== TASK DATA ==

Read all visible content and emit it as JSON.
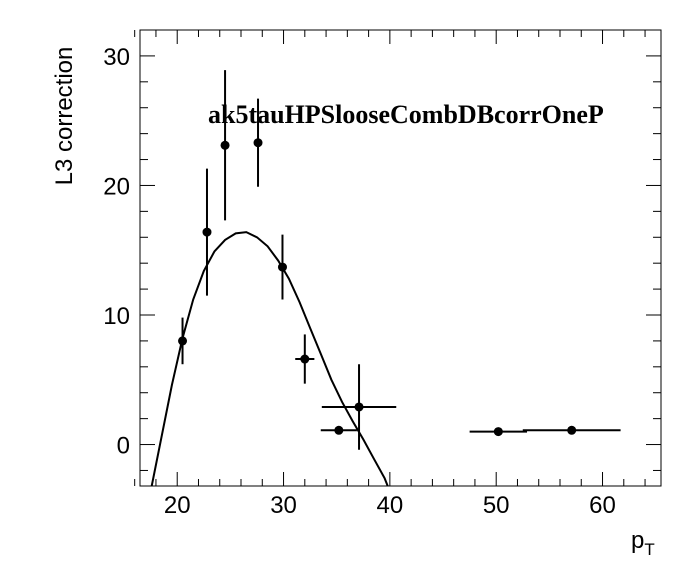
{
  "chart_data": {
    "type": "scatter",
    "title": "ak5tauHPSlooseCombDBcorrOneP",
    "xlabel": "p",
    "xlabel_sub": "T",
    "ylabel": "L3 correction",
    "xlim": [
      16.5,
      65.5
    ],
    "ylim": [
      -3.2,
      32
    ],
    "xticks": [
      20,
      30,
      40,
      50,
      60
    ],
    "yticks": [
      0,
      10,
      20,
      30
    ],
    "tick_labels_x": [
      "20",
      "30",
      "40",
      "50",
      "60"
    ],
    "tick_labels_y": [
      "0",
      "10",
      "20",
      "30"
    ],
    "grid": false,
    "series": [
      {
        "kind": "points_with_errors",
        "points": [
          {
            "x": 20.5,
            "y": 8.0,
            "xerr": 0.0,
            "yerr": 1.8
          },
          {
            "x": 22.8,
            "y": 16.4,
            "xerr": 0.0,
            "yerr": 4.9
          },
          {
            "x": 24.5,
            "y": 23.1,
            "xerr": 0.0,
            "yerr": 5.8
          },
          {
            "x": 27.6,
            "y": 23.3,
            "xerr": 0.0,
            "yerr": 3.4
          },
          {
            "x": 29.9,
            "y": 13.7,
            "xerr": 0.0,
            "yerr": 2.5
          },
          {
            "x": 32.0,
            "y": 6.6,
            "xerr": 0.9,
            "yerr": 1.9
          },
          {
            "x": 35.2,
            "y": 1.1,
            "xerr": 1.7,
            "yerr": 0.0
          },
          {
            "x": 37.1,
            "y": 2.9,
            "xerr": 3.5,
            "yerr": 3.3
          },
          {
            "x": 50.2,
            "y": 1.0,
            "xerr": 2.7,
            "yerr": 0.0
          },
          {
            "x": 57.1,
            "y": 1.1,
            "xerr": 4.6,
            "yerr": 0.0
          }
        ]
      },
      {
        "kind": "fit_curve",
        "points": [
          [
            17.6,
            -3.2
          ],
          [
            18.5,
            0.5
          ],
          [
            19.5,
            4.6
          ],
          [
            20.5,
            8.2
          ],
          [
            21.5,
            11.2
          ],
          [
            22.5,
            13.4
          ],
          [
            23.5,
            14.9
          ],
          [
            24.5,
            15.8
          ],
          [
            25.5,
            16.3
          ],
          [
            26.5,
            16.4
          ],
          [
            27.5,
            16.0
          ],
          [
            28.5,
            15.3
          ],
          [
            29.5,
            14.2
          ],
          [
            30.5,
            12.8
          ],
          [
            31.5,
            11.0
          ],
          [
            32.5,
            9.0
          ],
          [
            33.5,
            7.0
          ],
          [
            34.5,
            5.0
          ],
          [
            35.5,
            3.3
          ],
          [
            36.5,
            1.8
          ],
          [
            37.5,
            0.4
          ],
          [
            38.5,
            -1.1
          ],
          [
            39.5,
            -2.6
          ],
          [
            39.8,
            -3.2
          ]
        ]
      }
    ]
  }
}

===
== TASK DATA ==

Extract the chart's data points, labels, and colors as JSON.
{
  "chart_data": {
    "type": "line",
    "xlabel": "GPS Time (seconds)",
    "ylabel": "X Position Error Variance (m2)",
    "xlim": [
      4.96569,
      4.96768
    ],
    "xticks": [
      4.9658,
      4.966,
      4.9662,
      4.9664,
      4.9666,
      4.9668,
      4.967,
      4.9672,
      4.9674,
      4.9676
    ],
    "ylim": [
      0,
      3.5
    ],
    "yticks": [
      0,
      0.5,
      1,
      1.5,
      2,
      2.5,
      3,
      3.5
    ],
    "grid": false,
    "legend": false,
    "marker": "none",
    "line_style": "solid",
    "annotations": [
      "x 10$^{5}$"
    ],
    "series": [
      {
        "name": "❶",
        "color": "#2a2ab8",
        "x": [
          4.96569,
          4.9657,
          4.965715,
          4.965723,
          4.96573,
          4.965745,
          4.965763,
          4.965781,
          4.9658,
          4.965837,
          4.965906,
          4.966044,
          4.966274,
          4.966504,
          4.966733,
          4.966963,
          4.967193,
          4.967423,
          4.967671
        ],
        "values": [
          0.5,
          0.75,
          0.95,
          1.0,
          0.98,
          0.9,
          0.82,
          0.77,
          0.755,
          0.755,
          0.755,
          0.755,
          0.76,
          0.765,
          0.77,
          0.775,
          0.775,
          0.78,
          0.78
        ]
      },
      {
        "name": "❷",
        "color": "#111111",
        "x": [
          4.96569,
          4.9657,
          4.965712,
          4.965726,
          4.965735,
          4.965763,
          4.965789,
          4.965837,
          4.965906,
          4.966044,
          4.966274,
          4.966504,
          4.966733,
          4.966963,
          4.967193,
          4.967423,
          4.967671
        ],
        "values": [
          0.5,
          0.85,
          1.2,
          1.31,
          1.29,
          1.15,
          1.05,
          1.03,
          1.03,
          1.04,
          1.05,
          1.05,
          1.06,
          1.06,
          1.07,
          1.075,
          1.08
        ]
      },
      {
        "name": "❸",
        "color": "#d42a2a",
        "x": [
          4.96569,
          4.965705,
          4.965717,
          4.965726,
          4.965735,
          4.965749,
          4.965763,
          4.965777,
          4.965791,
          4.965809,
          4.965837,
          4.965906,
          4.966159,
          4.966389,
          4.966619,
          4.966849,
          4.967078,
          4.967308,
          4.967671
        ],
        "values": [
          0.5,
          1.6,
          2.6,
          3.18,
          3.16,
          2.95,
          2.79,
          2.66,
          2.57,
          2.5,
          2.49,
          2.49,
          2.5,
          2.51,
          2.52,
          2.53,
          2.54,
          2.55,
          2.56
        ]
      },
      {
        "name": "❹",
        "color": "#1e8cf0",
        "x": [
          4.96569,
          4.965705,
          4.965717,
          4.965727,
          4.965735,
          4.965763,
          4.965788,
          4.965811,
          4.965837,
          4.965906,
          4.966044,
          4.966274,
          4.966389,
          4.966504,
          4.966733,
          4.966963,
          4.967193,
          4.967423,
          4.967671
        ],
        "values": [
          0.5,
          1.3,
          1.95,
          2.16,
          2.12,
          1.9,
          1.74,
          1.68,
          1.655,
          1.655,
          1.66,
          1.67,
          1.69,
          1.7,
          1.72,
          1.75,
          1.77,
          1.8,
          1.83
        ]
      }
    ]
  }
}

===
== TASK DATA ==

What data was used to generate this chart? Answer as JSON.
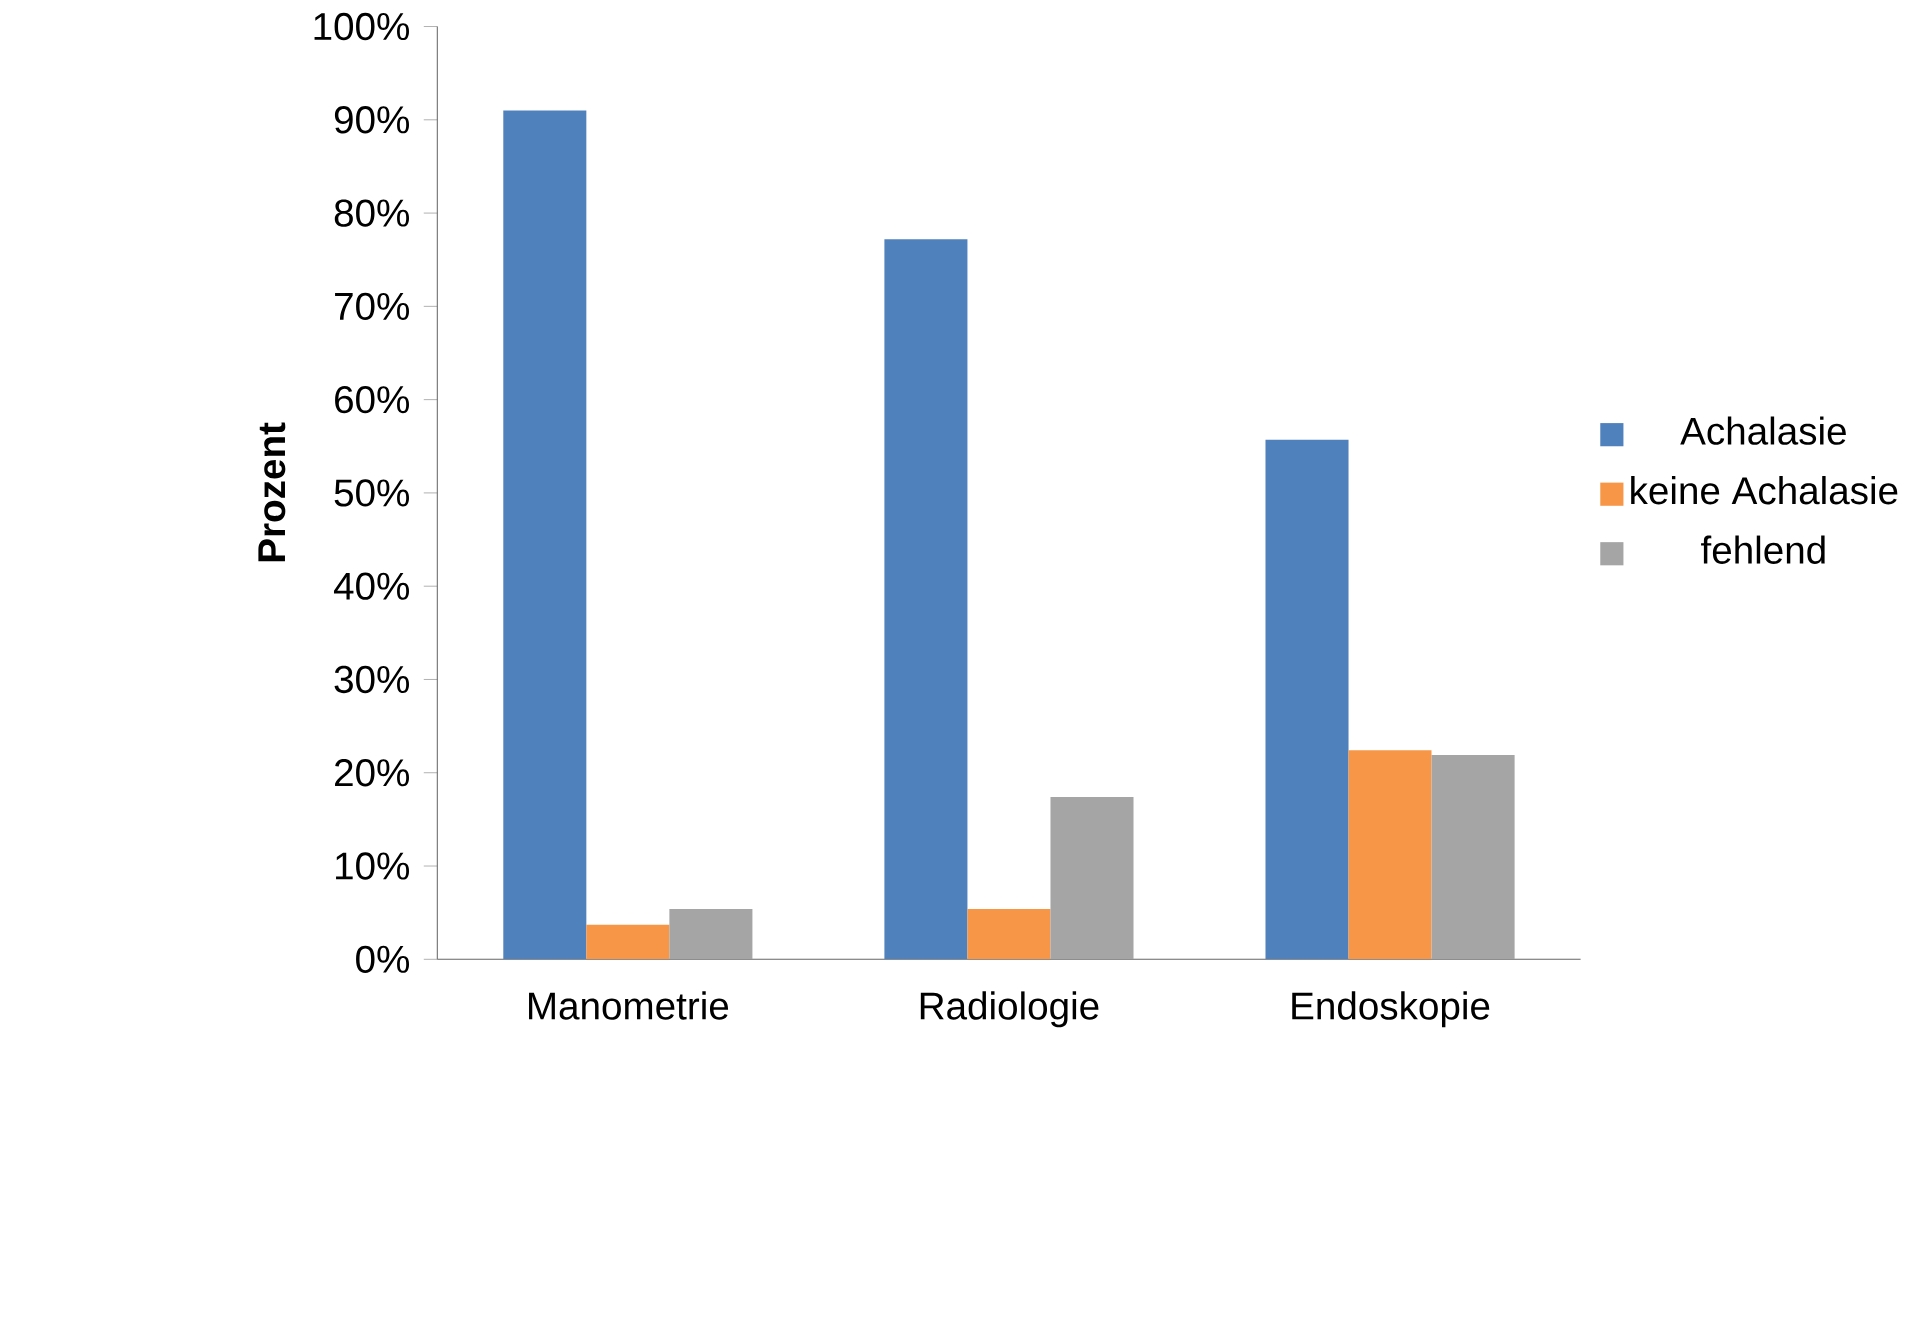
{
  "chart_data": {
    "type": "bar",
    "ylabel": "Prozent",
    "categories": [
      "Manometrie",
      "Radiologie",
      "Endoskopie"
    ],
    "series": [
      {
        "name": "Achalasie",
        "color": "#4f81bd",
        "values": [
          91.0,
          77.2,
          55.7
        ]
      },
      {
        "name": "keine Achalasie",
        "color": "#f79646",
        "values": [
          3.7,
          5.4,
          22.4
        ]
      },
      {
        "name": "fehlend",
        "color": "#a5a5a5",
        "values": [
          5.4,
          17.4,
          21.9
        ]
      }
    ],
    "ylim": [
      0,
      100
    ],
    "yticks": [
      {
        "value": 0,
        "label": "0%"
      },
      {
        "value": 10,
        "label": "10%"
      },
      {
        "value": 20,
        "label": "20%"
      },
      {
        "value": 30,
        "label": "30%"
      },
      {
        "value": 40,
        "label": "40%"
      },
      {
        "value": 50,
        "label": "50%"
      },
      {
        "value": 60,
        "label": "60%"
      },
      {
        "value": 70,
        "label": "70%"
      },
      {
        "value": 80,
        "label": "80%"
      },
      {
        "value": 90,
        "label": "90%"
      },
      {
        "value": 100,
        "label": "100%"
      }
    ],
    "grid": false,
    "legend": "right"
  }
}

===

Copy every line from the records above that contains the word "name".

        "name": "❶",
        "name": "❷",
        "name": "❸",
        "name": "❹",
        "name": "Achalasie",
        "name": "keine Achalasie",
        "name": "fehlend",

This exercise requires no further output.